*AVAILABLE RECORDS*:

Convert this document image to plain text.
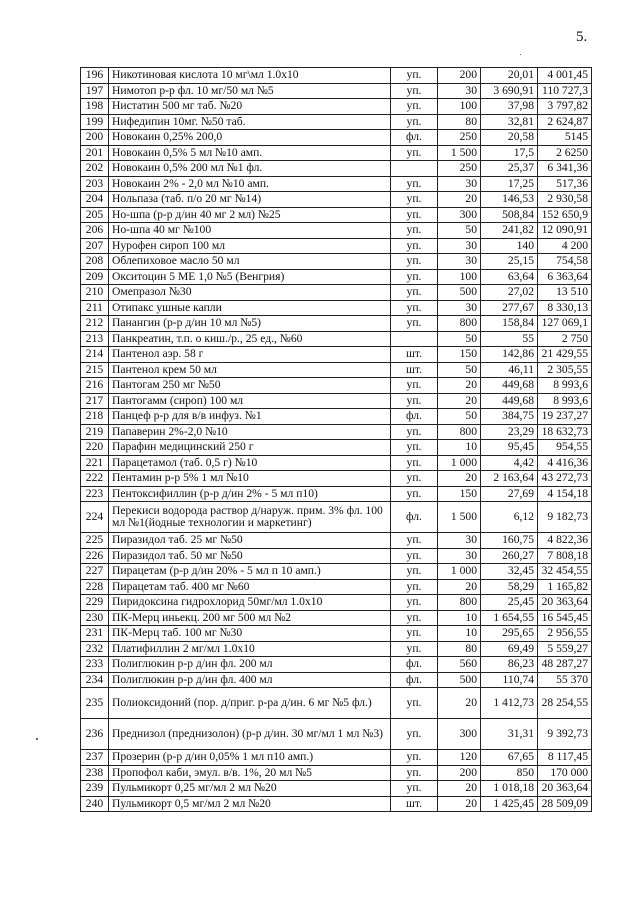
5.
196	Никотиновая кислота 10 мг\мл 1.0х10	уп.	200	20,01	4 001,45
197	Нимотоп р-р фл. 10 мг/50 мл №5	уп.	30	3 690,91	110 727,3
198	Нистатин 500 мг таб. №20	уп.	100	37,98	3 797,82
199	Нифедипин 10мг. №50 таб.	уп.	80	32,81	2 624,87
200	Новокаин 0,25% 200,0	фл.	250	20,58	5145
201	Новокаин 0,5% 5 мл №10 амп.	уп.	1 500	17,5	2 6250
202	Новокаин 0,5% 200 мл №1 фл.		250	25,37	6 341,36
203	Новокаин 2% - 2,0 мл №10 амп.	уп.	30	17,25	517,36
204	Нольпаза (таб. п/о 20 мг №14)	уп.	20	146,53	2 930,58
205	Но-шпа (р-р д/ин 40 мг 2 мл) №25	уп.	300	508,84	152 650,9
206	Но-шпа 40 мг №100	уп.	50	241,82	12 090,91
207	Нурофен сироп 100 мл	уп.	30	140	4 200
208	Облепиховое масло 50 мл	уп.	30	25,15	754,58
209	Окситоцин 5 МЕ 1,0 №5 (Венгрия)	уп.	100	63,64	6 363,64
210	Омепразол №30	уп.	500	27,02	13 510
211	Отипакс ушные капли	уп.	30	277,67	8 330,13
212	Панангин (р-р д/ин 10 мл №5)	уп.	800	158,84	127 069,1
213	Панкреатин, т.п. о киш./р., 25 ед., №60		50	55	2 750
214	Пантенол аэр. 58 г	шт.	150	142,86	21 429,55
215	Пантенол крем 50 мл	шт.	50	46,11	2 305,55
216	Пантогам 250 мг №50	уп.	20	449,68	8 993,6
217	Пантогамм (сироп) 100 мл	уп.	20	449,68	8 993,6
218	Панцеф р-р для в/в инфуз. №1	фл.	50	384,75	19 237,27
219	Папаверин 2%-2,0 №10	уп.	800	23,29	18 632,73
220	Парафин медицинский 250 г	уп.	10	95,45	954,55
221	Парацетамол (таб. 0,5 г) №10	уп.	1 000	4,42	4 416,36
222	Пентамин р-р 5% 1 мл №10	уп.	20	2 163,64	43 272,73
223	Пентоксифиллин (р-р д/ин 2% - 5 мл п10)	уп.	150	27,69	4 154,18
224	Перекиси водорода раствор д/наруж. прим. 3% фл. 100 мл №1(йодные технологии и маркетинг)	фл.	1 500	6,12	9 182,73
225	Пиразидол таб. 25 мг №50	уп.	30	160,75	4 822,36
226	Пиразидол таб. 50 мг №50	уп.	30	260,27	7 808,18
227	Пирацетам (р-р д/ин 20% - 5 мл п 10 амп.)	уп.	1 000	32,45	32 454,55
228	Пирацетам таб. 400 мг №60	уп.	20	58,29	1 165,82
229	Пиридоксина гидрохлорид 50мг/мл 1.0х10	уп.	800	25,45	20 363,64
230	ПК-Мерц иньекц. 200 мг 500 мл №2	уп.	10	1 654,55	16 545,45
231	ПК-Мерц таб. 100 мг №30	уп.	10	295,65	2 956,55
232	Платифиллин 2 мг/мл 1.0х10	уп.	80	69,49	5 559,27
233	Полиглюкин р-р д/ин фл. 200 мл	фл.	560	86,23	48 287,27
234	Полиглюкин р-р д/ин фл. 400 мл	фл.	500	110,74	55 370
235	Полиоксидоний (пор. д/приг. р-ра д/ин. 6 мг №5 фл.)	уп.	20	1 412,73	28 254,55
236	Преднизол (преднизолон) (р-р д/ин. 30 мг/мл 1 мл №3)	уп.	300	31,31	9 392,73
237	Прозерин (р-р д/ин 0,05% 1 мл п10 амп.)	уп.	120	67,65	8 117,45
238	Пропофол каби, эмул. в/в. 1%, 20 мл №5	уп.	200	850	170 000
239	Пульмикорт 0,25 мг/мл 2 мл №20	уп.	20	1 018,18	20 363,64
240	Пульмикорт 0,5 мг/мл 2 мл №20	шт.	20	1 425,45	28 509,09
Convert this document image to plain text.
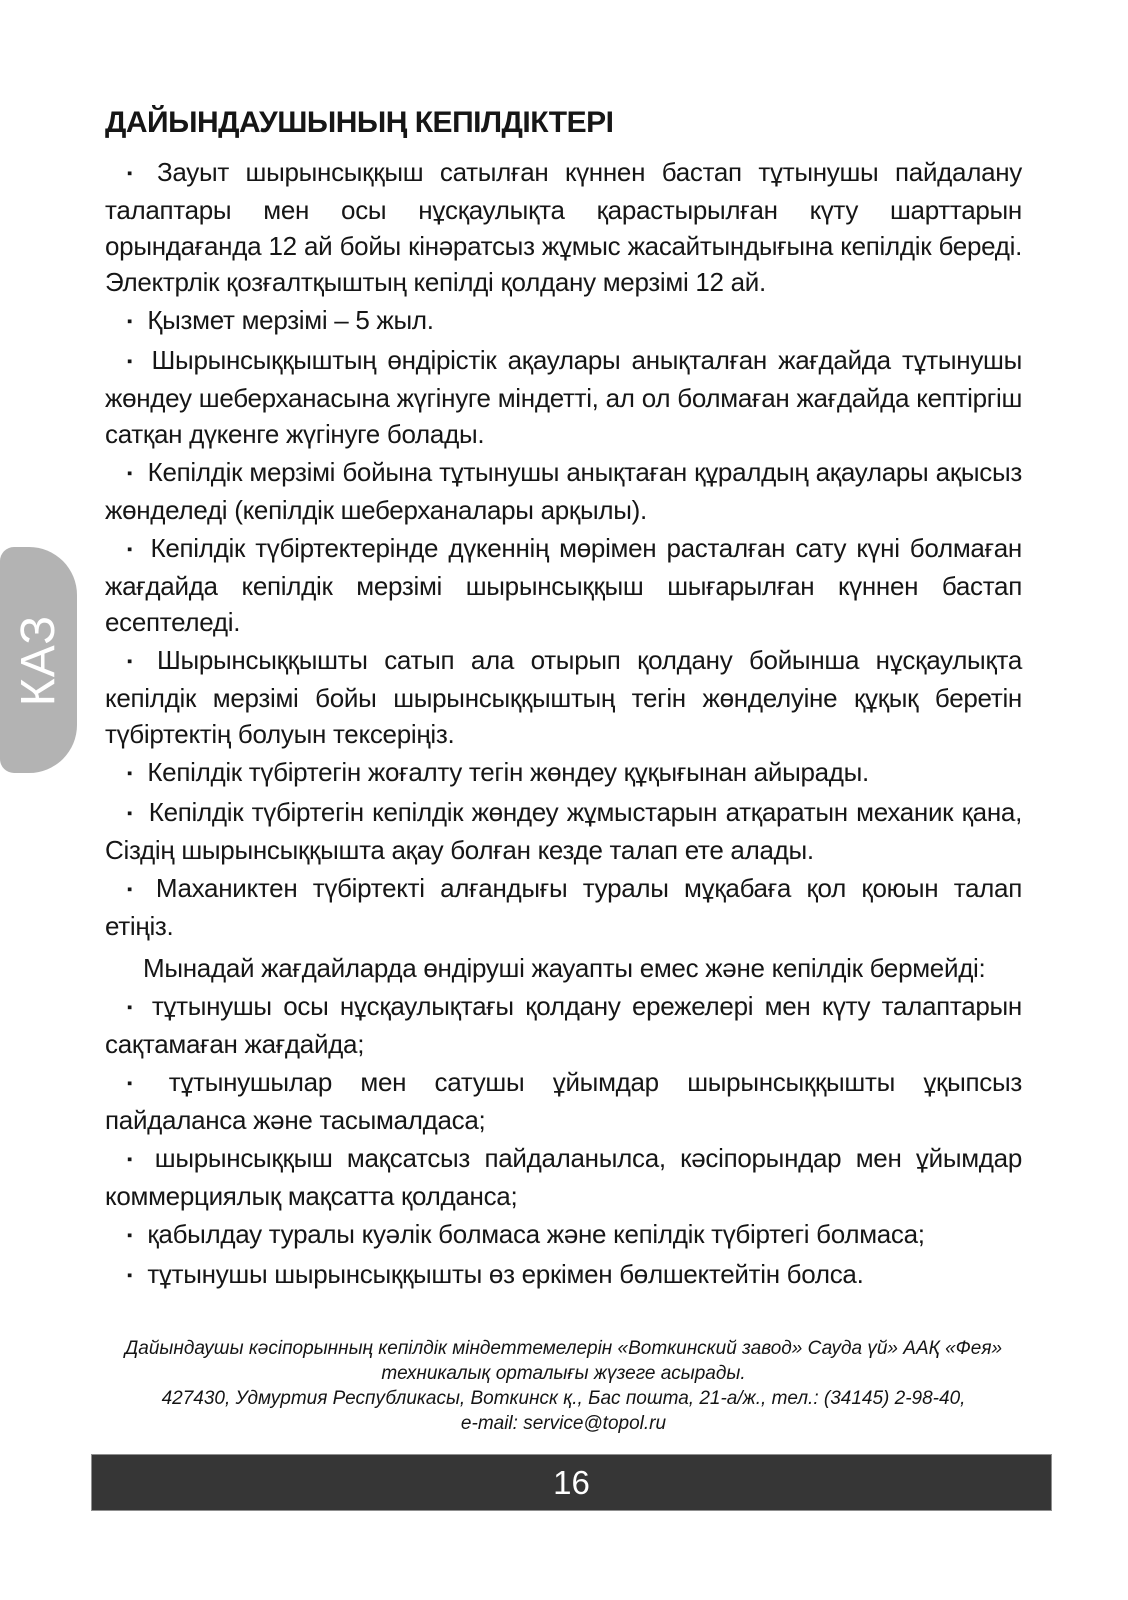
КАЗ
ДАЙЫНДАУШЫНЫҢ КЕПІЛДІКТЕРІ

▪ Зауыт шырынсыққыш сатылған күннен бастап тұтынушы пайдалану талаптары мен осы нұсқаулықта қарастырылған күту шарттарын орындағанда 12 ай бойы кінәратсыз жұмыс жасайтындығына кепілдік береді. Электрлік қозғалтқыштың кепілді қолдану мерзімі 12 ай.

▪ Қызмет мерзімі – 5 жыл.

▪ Шырынсыққыштың өндірістік ақаулары анықталған жағдайда тұтынушы жөндеу шеберханасына жүгінуге міндетті, ал ол болмаған жағдайда кептіргіш сатқан дүкенге жүгінуге болады.

▪ Кепілдік мерзімі бойына тұтынушы анықтаған құралдың ақаулары ақысыз жөнделеді (кепілдік шеберханалары арқылы).

▪ Кепілдік түбіртектерінде дүкеннің мөрімен расталған сату күні болмаған жағдайда кепілдік мерзімі шырынсыққыш шығарылған күннен бастап есептеледі.

▪ Шырынсыққышты сатып ала отырып қолдану бойынша нұсқаулықта кепілдік мерзімі бойы шырынсыққыштың тегін жөнделуіне құқық беретін түбіртектің болуын тексеріңіз.

▪ Кепілдік түбіртегін жоғалту тегін жөндеу құқығынан айырады.

▪ Кепілдік түбіртегін кепілдік жөндеу жұмыстарын атқаратын механик қана, Сіздің шырынсыққышта ақау болған кезде талап ете алады.

▪ Маханиктен түбіртекті алғандығы туралы мұқабаға қол қоюын талап етіңіз.

Мынадай жағдайларда өндіруші жауапты емес және кепілдік бермейді:

▪ тұтынушы осы нұсқаулықтағы қолдану ережелері мен күту талаптарын сақтамаған жағдайда;

▪ тұтынушылар мен сатушы ұйымдар шырынсыққышты ұқыпсыз пайдаланса және тасымалдаса;

▪ шырынсыққыш мақсатсыз пайдаланылса, кәсіпорындар мен ұйымдар коммерциялық мақсатта қолданса;

▪ қабылдау туралы куәлік болмаса және кепілдік түбіртегі болмаса;

▪ тұтынушы шырынсыққышты өз еркімен бөлшектейтін болса.

Дайындаушы кәсіпорынның кепілдік міндеттемелерін «Воткинский завод» Сауда үй» ААҚ «Фея»
техникалық орталығы жүзеге асырады.
427430, Удмуртия Республикасы, Воткинск қ., Бас пошта, 21-а/ж., тел.: (34145) 2-98-40,
e-mail: service@topol.ru
16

*SET PROBLEM*: Reproduce the material above in full, exactly, with no images.

*RESPONSE*:
Convert this document image to plain text.
5.
196	Никотиновая кислота 10 мг\мл 1.0х10	уп.	200	20,01	4 001,45
197	Нимотоп р-р фл. 10 мг/50 мл №5	уп.	30	3 690,91	110 727,3
198	Нистатин 500 мг таб. №20	уп.	100	37,98	3 797,82
199	Нифедипин 10мг. №50 таб.	уп.	80	32,81	2 624,87
200	Новокаин 0,25% 200,0	фл.	250	20,58	5145
201	Новокаин 0,5% 5 мл №10 амп.	уп.	1 500	17,5	2 6250
202	Новокаин 0,5% 200 мл №1 фл.		250	25,37	6 341,36
203	Новокаин 2% - 2,0 мл №10 амп.	уп.	30	17,25	517,36
204	Нольпаза (таб. п/о 20 мг №14)	уп.	20	146,53	2 930,58
205	Но-шпа (р-р д/ин 40 мг 2 мл) №25	уп.	300	508,84	152 650,9
206	Но-шпа 40 мг №100	уп.	50	241,82	12 090,91
207	Нурофен сироп 100 мл	уп.	30	140	4 200
208	Облепиховое масло 50 мл	уп.	30	25,15	754,58
209	Окситоцин 5 МЕ 1,0 №5 (Венгрия)	уп.	100	63,64	6 363,64
210	Омепразол №30	уп.	500	27,02	13 510
211	Отипакс ушные капли	уп.	30	277,67	8 330,13
212	Панангин (р-р д/ин 10 мл №5)	уп.	800	158,84	127 069,1
213	Панкреатин, т.п. о киш./р., 25 ед., №60		50	55	2 750
214	Пантенол аэр. 58 г	шт.	150	142,86	21 429,55
215	Пантенол крем 50 мл	шт.	50	46,11	2 305,55
216	Пантогам 250 мг №50	уп.	20	449,68	8 993,6
217	Пантогамм (сироп) 100 мл	уп.	20	449,68	8 993,6
218	Панцеф р-р для в/в инфуз. №1	фл.	50	384,75	19 237,27
219	Папаверин 2%-2,0 №10	уп.	800	23,29	18 632,73
220	Парафин медицинский 250 г	уп.	10	95,45	954,55
221	Парацетамол (таб. 0,5 г) №10	уп.	1 000	4,42	4 416,36
222	Пентамин р-р 5% 1 мл №10	уп.	20	2 163,64	43 272,73
223	Пентоксифиллин (р-р д/ин 2% - 5 мл п10)	уп.	150	27,69	4 154,18
224	Перекиси водорода раствор д/наруж. прим. 3% фл. 100 мл №1(йодные технологии и маркетинг)	фл.	1 500	6,12	9 182,73
225	Пиразидол таб. 25 мг №50	уп.	30	160,75	4 822,36
226	Пиразидол таб. 50 мг №50	уп.	30	260,27	7 808,18
227	Пирацетам (р-р д/ин 20% - 5 мл п 10 амп.)	уп.	1 000	32,45	32 454,55
228	Пирацетам таб. 400 мг №60	уп.	20	58,29	1 165,82
229	Пиридоксина гидрохлорид 50мг/мл 1.0х10	уп.	800	25,45	20 363,64
230	ПК-Мерц иньекц. 200 мг 500 мл №2	уп.	10	1 654,55	16 545,45
231	ПК-Мерц таб. 100 мг №30	уп.	10	295,65	2 956,55
232	Платифиллин 2 мг/мл 1.0х10	уп.	80	69,49	5 559,27
233	Полиглюкин р-р д/ин фл. 200 мл	фл.	560	86,23	48 287,27
234	Полиглюкин р-р д/ин фл. 400 мл	фл.	500	110,74	55 370
235	Полиоксидоний (пор. д/приг. р-ра д/ин. 6 мг №5 фл.)	уп.	20	1 412,73	28 254,55
236	Преднизол (преднизолон) (р-р д/ин. 30 мг/мл 1 мл №3)	уп.	300	31,31	9 392,73
237	Прозерин (р-р д/ин 0,05% 1 мл п10 амп.)	уп.	120	67,65	8 117,45
238	Пропофол каби, эмул. в/в. 1%, 20 мл №5	уп.	200	850	170 000
239	Пульмикорт 0,25 мг/мл 2 мл №20	уп.	20	1 018,18	20 363,64
240	Пульмикорт 0,5 мг/мл 2 мл №20	шт.	20	1 425,45	28 509,09
Convert this document image to plain text.
КАЗ
ДАЙЫНДАУШЫНЫҢ КЕПІЛДІКТЕРІ

▪ Зауыт шырынсыққыш сатылған күннен бастап тұтынушы пайдалану талаптары мен осы нұсқаулықта қарастырылған күту шарттарын орындағанда 12 ай бойы кінәратсыз жұмыс жасайтындығына кепілдік береді. Электрлік қозғалтқыштың кепілді қолдану мерзімі 12 ай.

▪ Қызмет мерзімі – 5 жыл.

▪ Шырынсыққыштың өндірістік ақаулары анықталған жағдайда тұтынушы жөндеу шеберханасына жүгінуге міндетті, ал ол болмаған жағдайда кептіргіш сатқан дүкенге жүгінуге болады.

▪ Кепілдік мерзімі бойына тұтынушы анықтаған құралдың ақаулары ақысыз жөнделеді (кепілдік шеберханалары арқылы).

▪ Кепілдік түбіртектерінде дүкеннің мөрімен расталған сату күні болмаған жағдайда кепілдік мерзімі шырынсыққыш шығарылған күннен бастап есептеледі.

▪ Шырынсыққышты сатып ала отырып қолдану бойынша нұсқаулықта кепілдік мерзімі бойы шырынсыққыштың тегін жөнделуіне құқық беретін түбіртектің болуын тексеріңіз.

▪ Кепілдік түбіртегін жоғалту тегін жөндеу құқығынан айырады.

▪ Кепілдік түбіртегін кепілдік жөндеу жұмыстарын атқаратын механик қана, Сіздің шырынсыққышта ақау болған кезде талап ете алады.

▪ Маханиктен түбіртекті алғандығы туралы мұқабаға қол қоюын талап етіңіз.

Мынадай жағдайларда өндіруші жауапты емес және кепілдік бермейді:

▪ тұтынушы осы нұсқаулықтағы қолдану ережелері мен күту талаптарын сақтамаған жағдайда;

▪ тұтынушылар мен сатушы ұйымдар шырынсыққышты ұқыпсыз пайдаланса және тасымалдаса;

▪ шырынсыққыш мақсатсыз пайдаланылса, кәсіпорындар мен ұйымдар коммерциялық мақсатта қолданса;

▪ қабылдау туралы куәлік болмаса және кепілдік түбіртегі болмаса;

▪ тұтынушы шырынсыққышты өз еркімен бөлшектейтін болса.

Дайындаушы кәсіпорынның кепілдік міндеттемелерін «Воткинский завод» Сауда үй» ААҚ «Фея»
техникалық орталығы жүзеге асырады.
427430, Удмуртия Республикасы, Воткинск қ., Бас пошта, 21-а/ж., тел.: (34145) 2-98-40,
e-mail: service@topol.ru
16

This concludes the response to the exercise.